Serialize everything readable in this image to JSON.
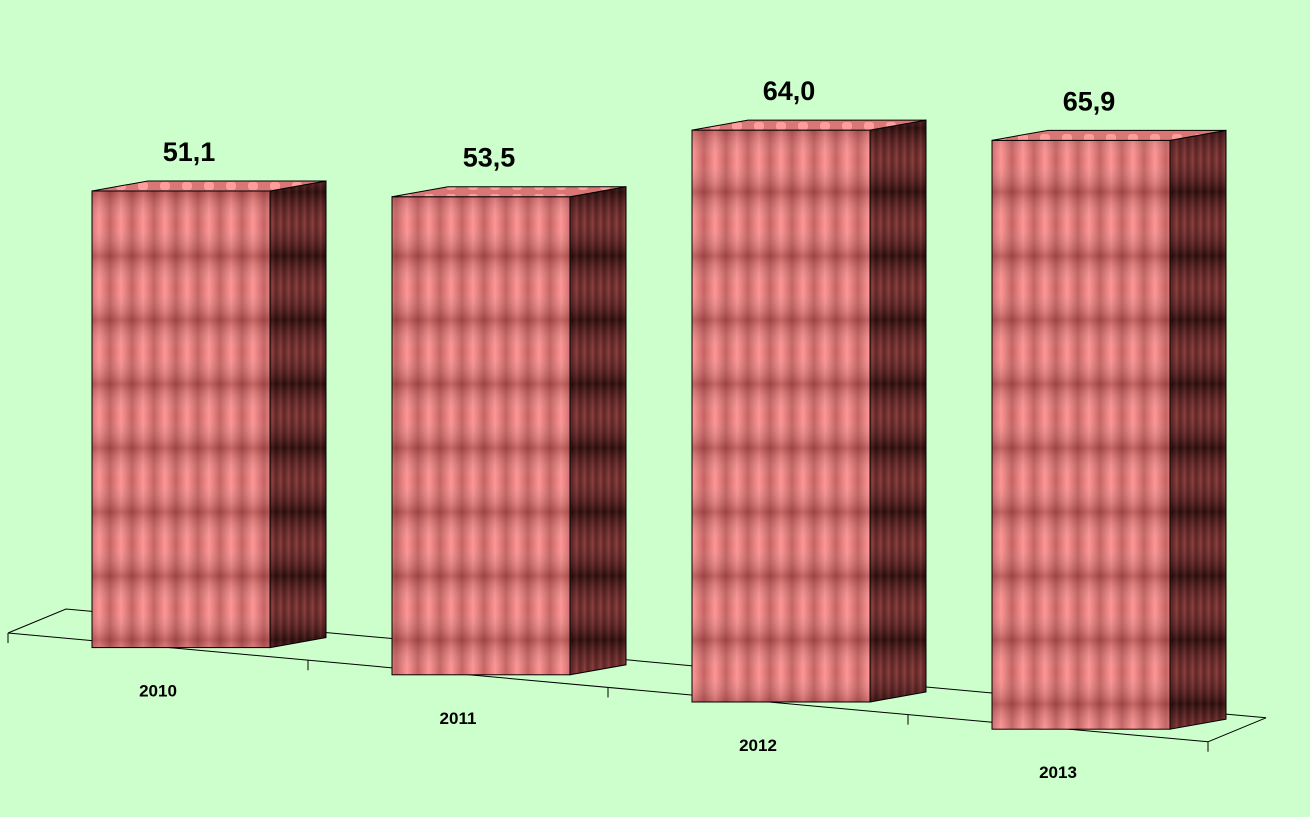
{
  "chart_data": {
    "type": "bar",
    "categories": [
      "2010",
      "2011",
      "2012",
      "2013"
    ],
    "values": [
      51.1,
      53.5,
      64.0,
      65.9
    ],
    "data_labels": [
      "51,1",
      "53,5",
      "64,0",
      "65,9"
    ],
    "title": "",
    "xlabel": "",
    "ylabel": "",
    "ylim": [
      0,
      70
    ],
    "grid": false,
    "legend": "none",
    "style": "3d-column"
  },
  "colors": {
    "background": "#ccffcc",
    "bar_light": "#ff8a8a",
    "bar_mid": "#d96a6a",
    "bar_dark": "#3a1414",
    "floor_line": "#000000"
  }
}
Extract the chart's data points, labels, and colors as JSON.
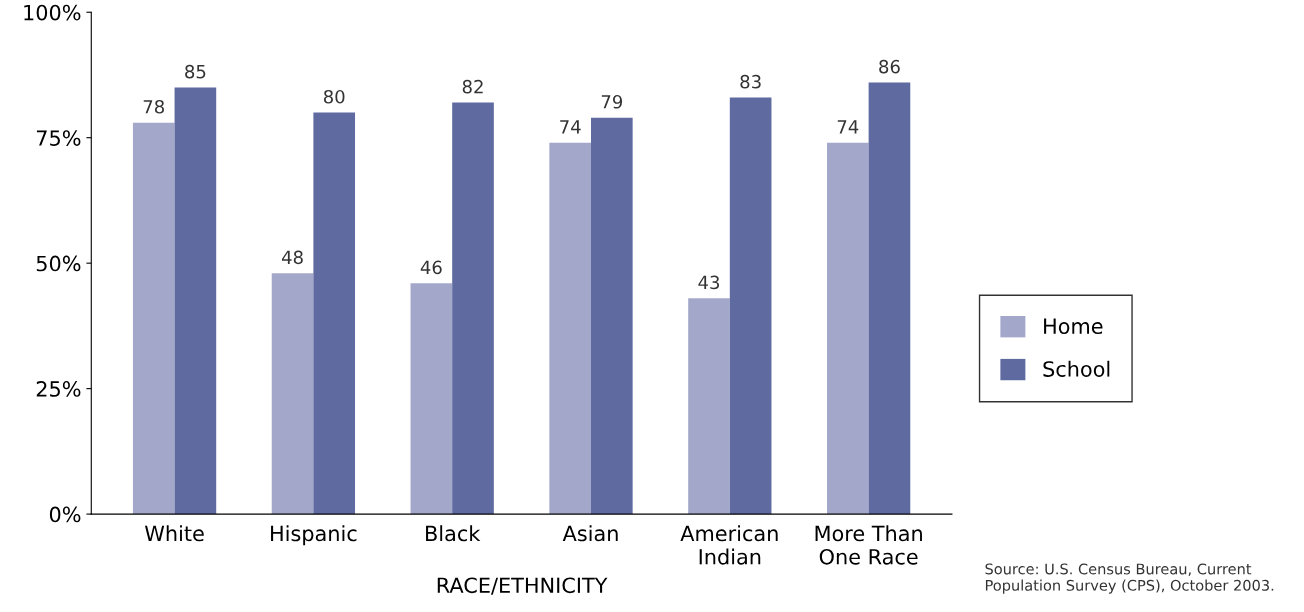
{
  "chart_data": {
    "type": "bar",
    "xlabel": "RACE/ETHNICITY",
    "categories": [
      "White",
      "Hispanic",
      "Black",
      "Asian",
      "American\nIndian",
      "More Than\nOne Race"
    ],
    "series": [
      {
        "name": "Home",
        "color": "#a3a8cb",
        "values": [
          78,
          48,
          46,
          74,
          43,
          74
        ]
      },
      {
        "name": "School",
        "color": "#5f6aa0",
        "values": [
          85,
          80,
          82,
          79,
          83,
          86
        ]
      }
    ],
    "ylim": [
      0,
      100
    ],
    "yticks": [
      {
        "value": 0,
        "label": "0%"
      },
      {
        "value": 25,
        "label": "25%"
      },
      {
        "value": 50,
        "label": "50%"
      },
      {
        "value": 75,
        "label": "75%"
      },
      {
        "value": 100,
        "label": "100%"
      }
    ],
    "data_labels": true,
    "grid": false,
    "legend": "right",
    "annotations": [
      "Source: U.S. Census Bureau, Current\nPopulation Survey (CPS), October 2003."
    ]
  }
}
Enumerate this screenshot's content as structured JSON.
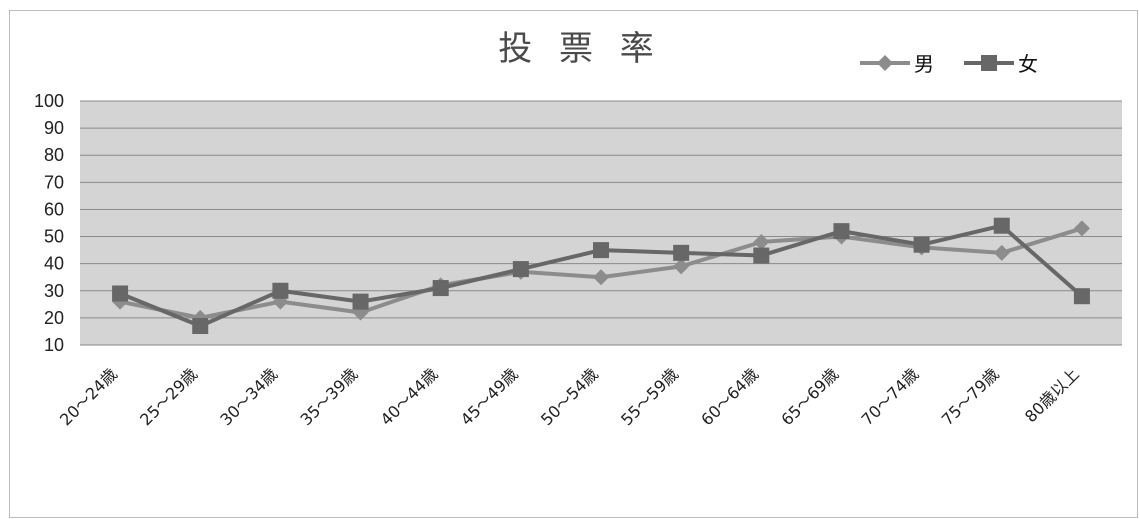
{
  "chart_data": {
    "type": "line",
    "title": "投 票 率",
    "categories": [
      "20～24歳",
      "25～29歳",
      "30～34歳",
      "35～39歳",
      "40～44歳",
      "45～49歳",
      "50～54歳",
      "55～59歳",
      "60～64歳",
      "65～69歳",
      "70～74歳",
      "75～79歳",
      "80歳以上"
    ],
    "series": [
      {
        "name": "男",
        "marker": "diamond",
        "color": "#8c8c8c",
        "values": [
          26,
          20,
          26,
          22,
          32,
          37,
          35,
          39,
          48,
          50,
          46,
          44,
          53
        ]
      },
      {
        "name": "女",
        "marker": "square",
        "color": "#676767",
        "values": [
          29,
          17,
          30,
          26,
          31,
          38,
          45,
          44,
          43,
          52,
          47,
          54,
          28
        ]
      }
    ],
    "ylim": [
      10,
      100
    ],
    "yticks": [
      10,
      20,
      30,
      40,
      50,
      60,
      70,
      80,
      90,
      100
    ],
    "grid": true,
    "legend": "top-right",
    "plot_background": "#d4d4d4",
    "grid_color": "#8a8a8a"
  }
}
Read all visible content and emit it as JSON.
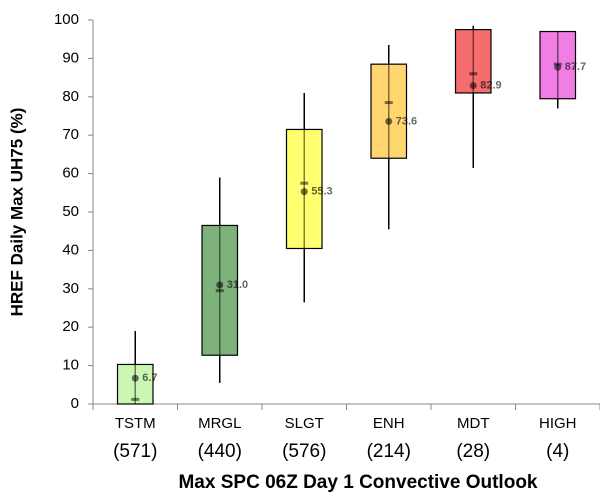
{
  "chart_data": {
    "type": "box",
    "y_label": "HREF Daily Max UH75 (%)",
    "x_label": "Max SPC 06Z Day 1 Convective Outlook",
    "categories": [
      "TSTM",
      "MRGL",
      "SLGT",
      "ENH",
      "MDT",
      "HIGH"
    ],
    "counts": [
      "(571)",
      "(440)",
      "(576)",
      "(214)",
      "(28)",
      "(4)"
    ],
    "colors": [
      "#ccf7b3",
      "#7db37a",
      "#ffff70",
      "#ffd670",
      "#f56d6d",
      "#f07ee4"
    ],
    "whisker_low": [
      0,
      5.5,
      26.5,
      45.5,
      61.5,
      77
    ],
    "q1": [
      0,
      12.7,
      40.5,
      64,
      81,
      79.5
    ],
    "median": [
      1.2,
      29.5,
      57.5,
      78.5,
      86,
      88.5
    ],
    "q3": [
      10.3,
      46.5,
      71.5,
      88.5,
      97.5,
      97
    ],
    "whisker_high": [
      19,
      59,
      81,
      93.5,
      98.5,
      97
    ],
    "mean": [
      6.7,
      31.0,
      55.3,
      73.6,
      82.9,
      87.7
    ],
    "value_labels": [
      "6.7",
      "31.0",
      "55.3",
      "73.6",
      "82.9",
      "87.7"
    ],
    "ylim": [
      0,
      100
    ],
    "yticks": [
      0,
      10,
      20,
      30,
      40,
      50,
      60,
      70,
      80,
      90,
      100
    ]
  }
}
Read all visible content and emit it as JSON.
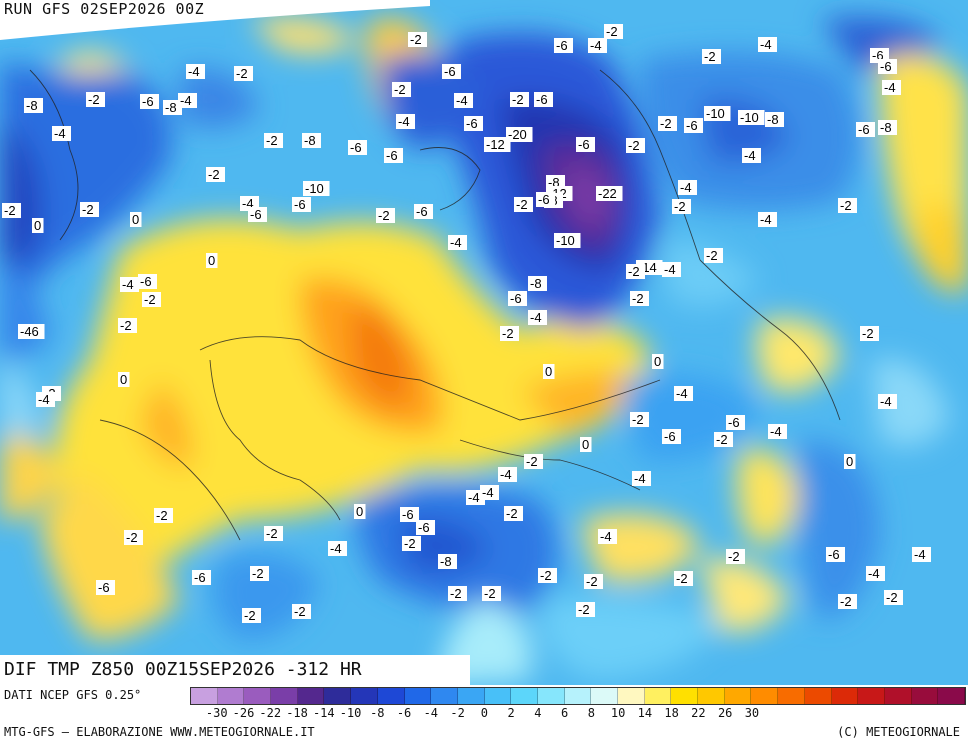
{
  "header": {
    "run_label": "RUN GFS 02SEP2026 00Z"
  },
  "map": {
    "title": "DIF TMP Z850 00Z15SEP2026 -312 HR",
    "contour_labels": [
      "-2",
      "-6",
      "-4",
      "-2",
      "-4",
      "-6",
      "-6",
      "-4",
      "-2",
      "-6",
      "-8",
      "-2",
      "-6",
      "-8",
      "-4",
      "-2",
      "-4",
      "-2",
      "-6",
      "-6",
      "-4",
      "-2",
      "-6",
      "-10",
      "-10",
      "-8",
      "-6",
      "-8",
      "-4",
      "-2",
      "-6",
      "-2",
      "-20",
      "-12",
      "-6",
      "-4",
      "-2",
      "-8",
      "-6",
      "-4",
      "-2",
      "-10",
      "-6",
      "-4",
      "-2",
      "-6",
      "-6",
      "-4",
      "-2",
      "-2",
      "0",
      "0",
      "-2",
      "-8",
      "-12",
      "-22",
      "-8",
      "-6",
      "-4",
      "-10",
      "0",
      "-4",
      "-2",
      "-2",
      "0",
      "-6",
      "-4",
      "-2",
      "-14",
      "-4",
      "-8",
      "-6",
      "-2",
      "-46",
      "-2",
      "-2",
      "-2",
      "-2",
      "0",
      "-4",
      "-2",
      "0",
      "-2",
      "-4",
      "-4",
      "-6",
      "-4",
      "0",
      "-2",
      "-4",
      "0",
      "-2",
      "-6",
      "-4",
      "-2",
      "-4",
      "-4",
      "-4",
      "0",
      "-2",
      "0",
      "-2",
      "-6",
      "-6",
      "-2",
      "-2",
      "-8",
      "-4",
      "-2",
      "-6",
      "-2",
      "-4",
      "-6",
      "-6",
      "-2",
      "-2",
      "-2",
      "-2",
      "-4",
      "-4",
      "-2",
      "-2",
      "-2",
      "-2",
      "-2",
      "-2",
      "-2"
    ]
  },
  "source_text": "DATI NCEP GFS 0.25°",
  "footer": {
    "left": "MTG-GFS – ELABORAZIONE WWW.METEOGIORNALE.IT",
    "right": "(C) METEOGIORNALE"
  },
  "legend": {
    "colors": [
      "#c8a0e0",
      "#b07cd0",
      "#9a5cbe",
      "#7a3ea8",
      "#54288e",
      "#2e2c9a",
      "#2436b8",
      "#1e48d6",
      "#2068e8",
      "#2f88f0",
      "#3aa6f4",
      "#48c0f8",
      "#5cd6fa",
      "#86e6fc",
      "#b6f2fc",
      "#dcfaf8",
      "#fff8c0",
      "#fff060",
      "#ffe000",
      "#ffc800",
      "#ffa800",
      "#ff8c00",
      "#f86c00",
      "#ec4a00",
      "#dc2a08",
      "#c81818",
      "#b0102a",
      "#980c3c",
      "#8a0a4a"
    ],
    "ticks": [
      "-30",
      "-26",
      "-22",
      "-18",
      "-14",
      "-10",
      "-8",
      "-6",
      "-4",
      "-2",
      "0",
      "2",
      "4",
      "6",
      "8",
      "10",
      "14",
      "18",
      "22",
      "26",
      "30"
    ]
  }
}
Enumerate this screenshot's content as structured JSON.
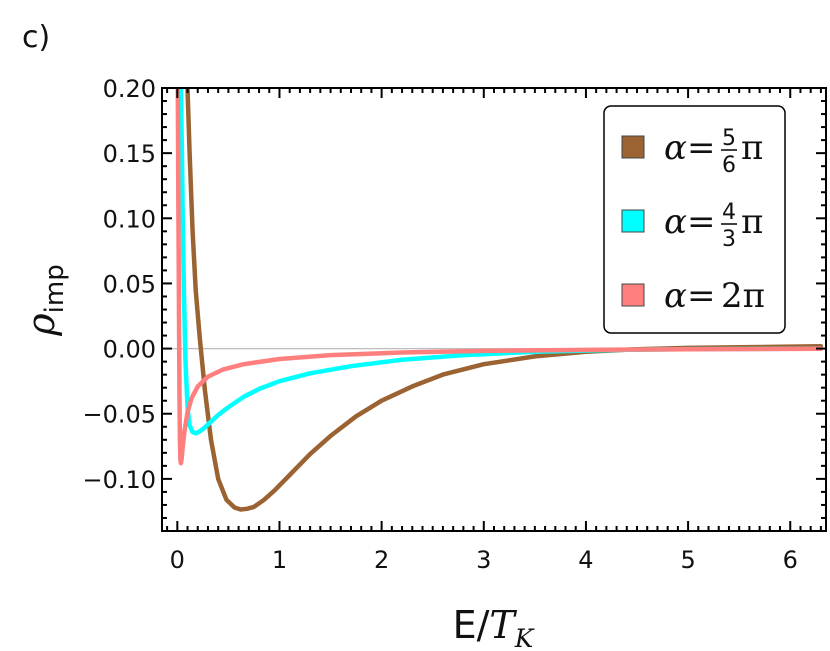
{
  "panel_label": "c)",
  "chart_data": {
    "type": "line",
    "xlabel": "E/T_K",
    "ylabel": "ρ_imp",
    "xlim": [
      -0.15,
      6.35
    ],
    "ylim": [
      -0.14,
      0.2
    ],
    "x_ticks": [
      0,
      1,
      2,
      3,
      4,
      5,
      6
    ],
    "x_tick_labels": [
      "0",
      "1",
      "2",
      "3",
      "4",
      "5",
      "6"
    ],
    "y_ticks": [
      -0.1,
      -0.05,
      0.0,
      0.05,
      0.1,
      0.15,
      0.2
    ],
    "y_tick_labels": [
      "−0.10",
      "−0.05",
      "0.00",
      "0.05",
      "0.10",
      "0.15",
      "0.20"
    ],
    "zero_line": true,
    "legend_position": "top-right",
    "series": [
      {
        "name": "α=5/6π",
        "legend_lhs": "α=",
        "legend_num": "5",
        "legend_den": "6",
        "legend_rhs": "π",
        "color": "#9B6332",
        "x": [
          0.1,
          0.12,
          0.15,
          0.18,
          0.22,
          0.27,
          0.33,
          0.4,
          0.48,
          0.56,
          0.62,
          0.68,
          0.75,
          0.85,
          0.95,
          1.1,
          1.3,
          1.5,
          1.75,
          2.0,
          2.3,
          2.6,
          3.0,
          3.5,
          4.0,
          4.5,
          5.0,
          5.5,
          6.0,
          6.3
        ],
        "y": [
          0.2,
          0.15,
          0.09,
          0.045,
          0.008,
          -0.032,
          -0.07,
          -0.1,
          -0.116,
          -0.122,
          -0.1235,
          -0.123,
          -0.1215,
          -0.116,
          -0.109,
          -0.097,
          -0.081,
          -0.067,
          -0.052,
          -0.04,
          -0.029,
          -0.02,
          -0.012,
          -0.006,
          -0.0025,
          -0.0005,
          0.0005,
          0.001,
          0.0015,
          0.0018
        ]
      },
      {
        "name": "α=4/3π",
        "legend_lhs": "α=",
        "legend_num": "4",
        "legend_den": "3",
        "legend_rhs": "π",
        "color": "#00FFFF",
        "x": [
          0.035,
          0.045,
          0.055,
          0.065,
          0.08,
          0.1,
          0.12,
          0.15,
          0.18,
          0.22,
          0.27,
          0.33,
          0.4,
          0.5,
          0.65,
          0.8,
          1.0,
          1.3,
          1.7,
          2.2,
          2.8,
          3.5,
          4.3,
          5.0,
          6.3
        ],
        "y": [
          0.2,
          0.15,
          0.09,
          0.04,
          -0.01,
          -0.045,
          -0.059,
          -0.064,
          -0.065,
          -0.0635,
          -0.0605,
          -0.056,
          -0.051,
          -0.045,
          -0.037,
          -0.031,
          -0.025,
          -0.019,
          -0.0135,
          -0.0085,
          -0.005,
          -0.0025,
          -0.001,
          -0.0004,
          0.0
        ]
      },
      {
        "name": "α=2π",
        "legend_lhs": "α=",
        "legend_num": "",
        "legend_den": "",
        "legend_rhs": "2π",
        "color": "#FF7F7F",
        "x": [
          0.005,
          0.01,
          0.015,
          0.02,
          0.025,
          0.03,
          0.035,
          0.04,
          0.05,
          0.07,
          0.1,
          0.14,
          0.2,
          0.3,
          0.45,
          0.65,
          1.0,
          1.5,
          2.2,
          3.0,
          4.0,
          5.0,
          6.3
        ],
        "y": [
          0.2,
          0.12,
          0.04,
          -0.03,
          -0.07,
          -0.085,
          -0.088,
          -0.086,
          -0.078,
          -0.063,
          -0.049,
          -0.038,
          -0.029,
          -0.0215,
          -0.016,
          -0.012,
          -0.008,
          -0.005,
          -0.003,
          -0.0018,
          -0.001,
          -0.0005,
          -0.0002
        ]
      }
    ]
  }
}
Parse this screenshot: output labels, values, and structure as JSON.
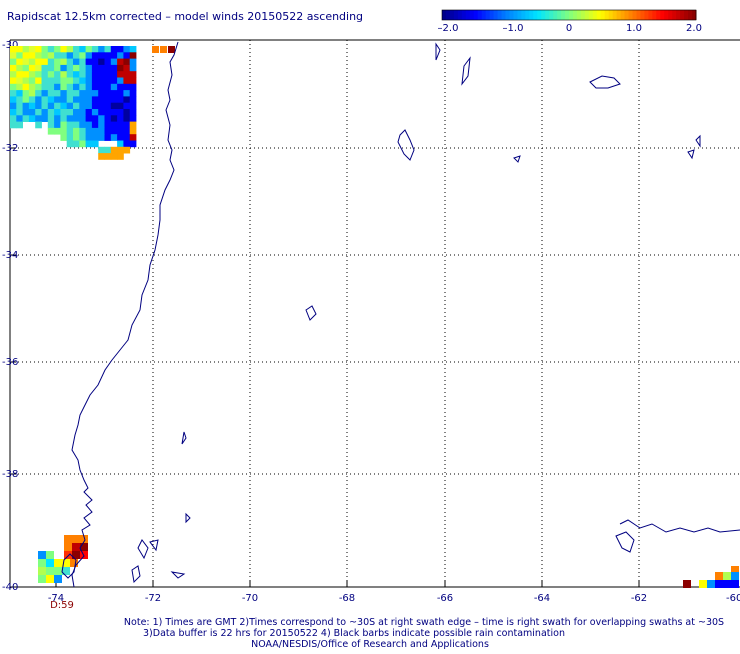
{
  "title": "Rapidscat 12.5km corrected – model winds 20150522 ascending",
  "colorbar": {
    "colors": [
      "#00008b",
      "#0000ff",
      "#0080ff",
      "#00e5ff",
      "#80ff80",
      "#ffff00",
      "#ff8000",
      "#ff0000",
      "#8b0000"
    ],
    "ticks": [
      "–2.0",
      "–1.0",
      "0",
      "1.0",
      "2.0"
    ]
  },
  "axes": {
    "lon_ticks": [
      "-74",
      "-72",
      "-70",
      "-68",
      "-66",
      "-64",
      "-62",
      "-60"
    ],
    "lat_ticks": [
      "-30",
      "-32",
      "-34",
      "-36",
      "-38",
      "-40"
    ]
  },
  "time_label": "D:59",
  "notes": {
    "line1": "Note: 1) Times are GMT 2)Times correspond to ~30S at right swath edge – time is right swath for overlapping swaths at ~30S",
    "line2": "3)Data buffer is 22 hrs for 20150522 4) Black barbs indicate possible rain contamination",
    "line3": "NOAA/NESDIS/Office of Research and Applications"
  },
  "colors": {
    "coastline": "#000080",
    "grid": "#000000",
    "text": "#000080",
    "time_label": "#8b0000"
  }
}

* _EXERCISE AIM_
Find every line above that contains the word "METEOGIORNALE", and return each one.

* _IN RESPONSE_
    "left": "MTG-GFS – ELABORAZIONE WWW.METEOGIORNALE.IT",
    "right": "(C) METEOGIORNALE"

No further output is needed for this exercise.